* Directions for this task: Reproduce every line of the material below without any changes, leaving out the pictures.

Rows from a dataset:
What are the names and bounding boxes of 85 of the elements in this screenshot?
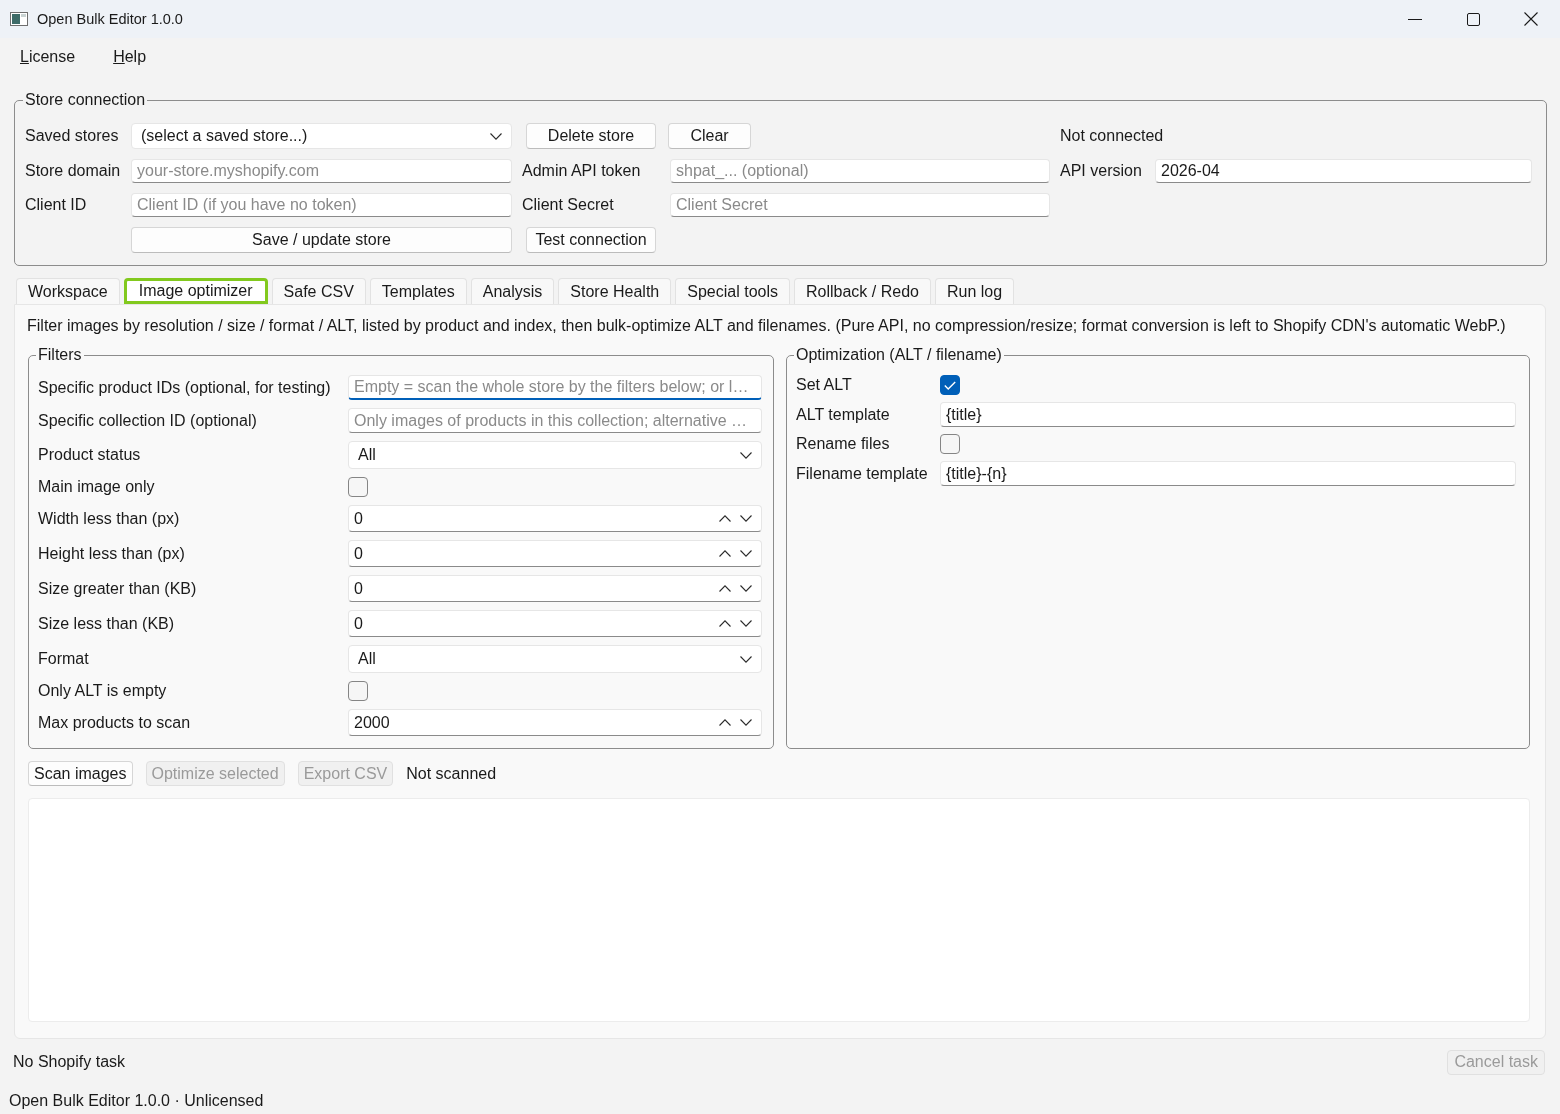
client-id-field[interactable]: Client ID (if you have no token) xyxy=(131,193,512,217)
tab[interactable]: Store Health xyxy=(558,278,672,304)
field-label: Saved stores xyxy=(25,126,119,146)
spin-box[interactable]: 2000 xyxy=(348,709,762,736)
chevron-down-icon[interactable] xyxy=(740,719,752,726)
maximize-icon xyxy=(1466,12,1480,26)
field-label: Format xyxy=(38,649,89,669)
field-label: Size less than (KB) xyxy=(38,613,175,634)
field-label: Product status xyxy=(38,445,141,465)
chevron-down-icon[interactable] xyxy=(740,550,752,557)
chevron-up-icon[interactable] xyxy=(719,719,731,726)
field-label: Specific product IDs (optional, for testing) xyxy=(38,377,331,398)
text-field[interactable]: Empty = scan the whole store by the filters below; or l… xyxy=(348,375,762,400)
chevron-down-icon[interactable] xyxy=(740,620,752,627)
minimize-icon xyxy=(1408,18,1422,20)
field-label: Specific collection ID (optional) xyxy=(38,410,257,431)
text-field[interactable]: {title} xyxy=(940,402,1516,427)
chevron-up-icon[interactable] xyxy=(719,620,731,627)
field-label: Client Secret xyxy=(522,195,614,215)
connection-status: Not connected xyxy=(1060,126,1164,146)
dropdown[interactable]: All xyxy=(348,441,762,469)
checkbox[interactable] xyxy=(940,375,960,395)
field-label: Size greater than (KB) xyxy=(38,578,197,599)
tab[interactable]: Image optimizer xyxy=(123,278,268,304)
spin-box[interactable]: 0 xyxy=(348,575,762,602)
field-label: Only ALT is empty xyxy=(38,681,167,701)
menu-item[interactable]: Help xyxy=(105,43,155,70)
group-title: Store connection xyxy=(24,90,147,110)
clear-button[interactable]: Clear xyxy=(668,123,751,149)
checkbox[interactable] xyxy=(348,477,368,497)
field-label: Width less than (px) xyxy=(38,508,180,529)
chevron-down-icon xyxy=(490,132,502,140)
checkbox[interactable] xyxy=(348,681,368,701)
delete-store-button[interactable]: Delete store xyxy=(526,123,656,149)
field-label: Store domain xyxy=(25,161,121,181)
spin-box[interactable]: 0 xyxy=(348,505,762,532)
field-label: Client ID xyxy=(25,195,87,215)
window-title: Open Bulk Editor 1.0.0 xyxy=(37,11,183,27)
api-token-field[interactable]: shpat_... (optional) xyxy=(670,159,1050,183)
action-button[interactable]: Scan images xyxy=(28,761,133,786)
store-domain-field[interactable]: your-store.myshopify.com xyxy=(131,159,512,183)
chevron-down-icon[interactable] xyxy=(740,585,752,592)
text-field[interactable]: Only images of products in this collection; alternative … xyxy=(348,408,762,433)
tab[interactable]: Run log xyxy=(934,278,1015,304)
spin-box[interactable]: 0 xyxy=(348,610,762,637)
dropdown[interactable]: All xyxy=(348,645,762,673)
description-text: Filter images by resolution / size / format / ALT, listed by product and index, then bulk-optimize ALT and filenames. (Pure API, no compression/resize; format conversion is left to Shopify CDN's automatic WebP.) xyxy=(27,316,1507,336)
tab[interactable]: Safe CSV xyxy=(271,278,366,304)
client-secret-field[interactable]: Client Secret xyxy=(670,193,1050,217)
field-label: API version xyxy=(1060,161,1142,181)
text-field[interactable]: {title}-{n} xyxy=(940,461,1516,486)
field-label: Main image only xyxy=(38,477,155,497)
chevron-up-icon[interactable] xyxy=(719,515,731,522)
close-icon xyxy=(1524,12,1538,26)
tab[interactable]: Workspace xyxy=(16,278,120,304)
save-store-button[interactable]: Save / update store xyxy=(131,227,512,253)
group-title: Filters xyxy=(37,345,83,365)
app-icon xyxy=(10,12,28,26)
tab[interactable]: Rollback / Redo xyxy=(794,278,931,304)
field-label: Filename template xyxy=(796,463,928,484)
field-label: Admin API token xyxy=(522,161,641,181)
task-status: No Shopify task xyxy=(13,1053,126,1071)
tab[interactable]: Analysis xyxy=(470,278,555,304)
tab[interactable]: Templates xyxy=(369,278,467,304)
api-version-field[interactable]: 2026-04 xyxy=(1155,159,1532,183)
menu-item[interactable]: License xyxy=(12,43,84,70)
field-label: ALT template xyxy=(796,404,890,425)
chevron-down-icon[interactable] xyxy=(740,515,752,522)
scan-status: Not scanned xyxy=(406,764,497,783)
chevron-up-icon[interactable] xyxy=(719,550,731,557)
chevron-down-icon xyxy=(740,655,752,663)
checkmark-icon xyxy=(944,380,956,390)
field-label: Max products to scan xyxy=(38,712,191,733)
field-label: Set ALT xyxy=(796,375,852,395)
status-bar-text: Open Bulk Editor 1.0.0 · Unlicensed xyxy=(9,1092,264,1110)
field-label: Height less than (px) xyxy=(38,543,185,564)
field-label: Rename files xyxy=(796,434,890,454)
test-connection-button[interactable]: Test connection xyxy=(526,227,656,253)
spin-box[interactable]: 0 xyxy=(348,540,762,567)
chevron-up-icon[interactable] xyxy=(719,585,731,592)
group-title: Optimization (ALT / filename) xyxy=(795,345,1003,365)
saved-stores-dropdown[interactable]: (select a saved store...) xyxy=(131,123,512,149)
chevron-down-icon xyxy=(740,451,752,459)
tab[interactable]: Special tools xyxy=(675,278,790,304)
checkbox[interactable] xyxy=(940,434,960,454)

* Response to this exercise:
What are the names and bounding boxes of 85 of the elements in this screenshot?
client-id-field[interactable]: Client ID (if you have no token) xyxy=(131,193,512,217)
tab[interactable]: Store Health xyxy=(558,278,672,304)
field-label: Saved stores xyxy=(25,126,119,146)
spin-box[interactable]: 2000 xyxy=(348,709,762,736)
chevron-down-icon[interactable] xyxy=(740,719,752,726)
maximize-icon xyxy=(1466,12,1480,26)
field-label: Format xyxy=(38,649,89,669)
field-label: Size less than (KB) xyxy=(38,613,175,634)
field-label: Product status xyxy=(38,445,141,465)
chevron-down-icon[interactable] xyxy=(740,550,752,557)
chevron-up-icon[interactable] xyxy=(719,719,731,726)
field-label: Specific product IDs (optional, for testing) xyxy=(38,377,331,398)
text-field[interactable]: Empty = scan the whole store by the filters below; or l… xyxy=(348,375,762,400)
chevron-down-icon[interactable] xyxy=(740,620,752,627)
minimize-icon xyxy=(1408,18,1422,20)
field-label: Specific collection ID (optional) xyxy=(38,410,257,431)
text-field[interactable]: {title} xyxy=(940,402,1516,427)
chevron-up-icon[interactable] xyxy=(719,620,731,627)
field-label: Client Secret xyxy=(522,195,614,215)
connection-status: Not connected xyxy=(1060,126,1164,146)
dropdown[interactable]: All xyxy=(348,441,762,469)
checkbox[interactable] xyxy=(940,375,960,395)
field-label: Size greater than (KB) xyxy=(38,578,197,599)
tab[interactable]: Image optimizer xyxy=(123,278,268,304)
spin-box[interactable]: 0 xyxy=(348,575,762,602)
field-label: Only ALT is empty xyxy=(38,681,167,701)
menu-item[interactable]: Help xyxy=(105,43,155,70)
group-title: Store connection xyxy=(24,90,147,110)
clear-button[interactable]: Clear xyxy=(668,123,751,149)
checkbox[interactable] xyxy=(348,477,368,497)
field-label: Width less than (px) xyxy=(38,508,180,529)
chevron-down-icon xyxy=(490,132,502,140)
checkbox[interactable] xyxy=(348,681,368,701)
delete-store-button[interactable]: Delete store xyxy=(526,123,656,149)
field-label: Store domain xyxy=(25,161,121,181)
spin-box[interactable]: 0 xyxy=(348,505,762,532)
field-label: Client ID xyxy=(25,195,87,215)
window-title: Open Bulk Editor 1.0.0 xyxy=(37,11,183,27)
api-token-field[interactable]: shpat_... (optional) xyxy=(670,159,1050,183)
action-button[interactable]: Scan images xyxy=(28,761,133,786)
store-domain-field[interactable]: your-store.myshopify.com xyxy=(131,159,512,183)
chevron-down-icon[interactable] xyxy=(740,585,752,592)
text-field[interactable]: Only images of products in this collection; alternative … xyxy=(348,408,762,433)
tab[interactable]: Run log xyxy=(934,278,1015,304)
spin-box[interactable]: 0 xyxy=(348,610,762,637)
dropdown[interactable]: All xyxy=(348,645,762,673)
description-text: Filter images by resolution / size / format / ALT, listed by product and index, then bulk-optimize ALT and filenames. (Pure API, no compression/resize; format conversion is left to Shopify CDN's automatic WebP.) xyxy=(27,316,1507,336)
tab[interactable]: Safe CSV xyxy=(271,278,366,304)
client-secret-field[interactable]: Client Secret xyxy=(670,193,1050,217)
field-label: API version xyxy=(1060,161,1142,181)
text-field[interactable]: {title}-{n} xyxy=(940,461,1516,486)
field-label: Main image only xyxy=(38,477,155,497)
chevron-up-icon[interactable] xyxy=(719,515,731,522)
close-icon xyxy=(1524,12,1538,26)
tab[interactable]: Workspace xyxy=(16,278,120,304)
save-store-button[interactable]: Save / update store xyxy=(131,227,512,253)
group-title: Filters xyxy=(37,345,83,365)
app-icon xyxy=(10,12,28,26)
tab[interactable]: Rollback / Redo xyxy=(794,278,931,304)
field-label: Filename template xyxy=(796,463,928,484)
field-label: Admin API token xyxy=(522,161,641,181)
task-status: No Shopify task xyxy=(13,1053,126,1071)
tab[interactable]: Analysis xyxy=(470,278,555,304)
tab[interactable]: Templates xyxy=(369,278,467,304)
api-version-field[interactable]: 2026-04 xyxy=(1155,159,1532,183)
menu-item[interactable]: License xyxy=(12,43,84,70)
field-label: ALT template xyxy=(796,404,890,425)
chevron-down-icon[interactable] xyxy=(740,515,752,522)
scan-status: Not scanned xyxy=(406,764,497,783)
chevron-up-icon[interactable] xyxy=(719,550,731,557)
chevron-down-icon xyxy=(740,655,752,663)
checkmark-icon xyxy=(944,380,956,390)
field-label: Max products to scan xyxy=(38,712,191,733)
field-label: Set ALT xyxy=(796,375,852,395)
status-bar-text: Open Bulk Editor 1.0.0 · Unlicensed xyxy=(9,1092,264,1110)
field-label: Height less than (px) xyxy=(38,543,185,564)
field-label: Rename files xyxy=(796,434,890,454)
test-connection-button[interactable]: Test connection xyxy=(526,227,656,253)
spin-box[interactable]: 0 xyxy=(348,540,762,567)
chevron-up-icon[interactable] xyxy=(719,585,731,592)
group-title: Optimization (ALT / filename) xyxy=(795,345,1003,365)
saved-stores-dropdown[interactable]: (select a saved store...) xyxy=(131,123,512,149)
chevron-down-icon xyxy=(740,451,752,459)
tab[interactable]: Special tools xyxy=(675,278,790,304)
checkbox[interactable] xyxy=(940,434,960,454)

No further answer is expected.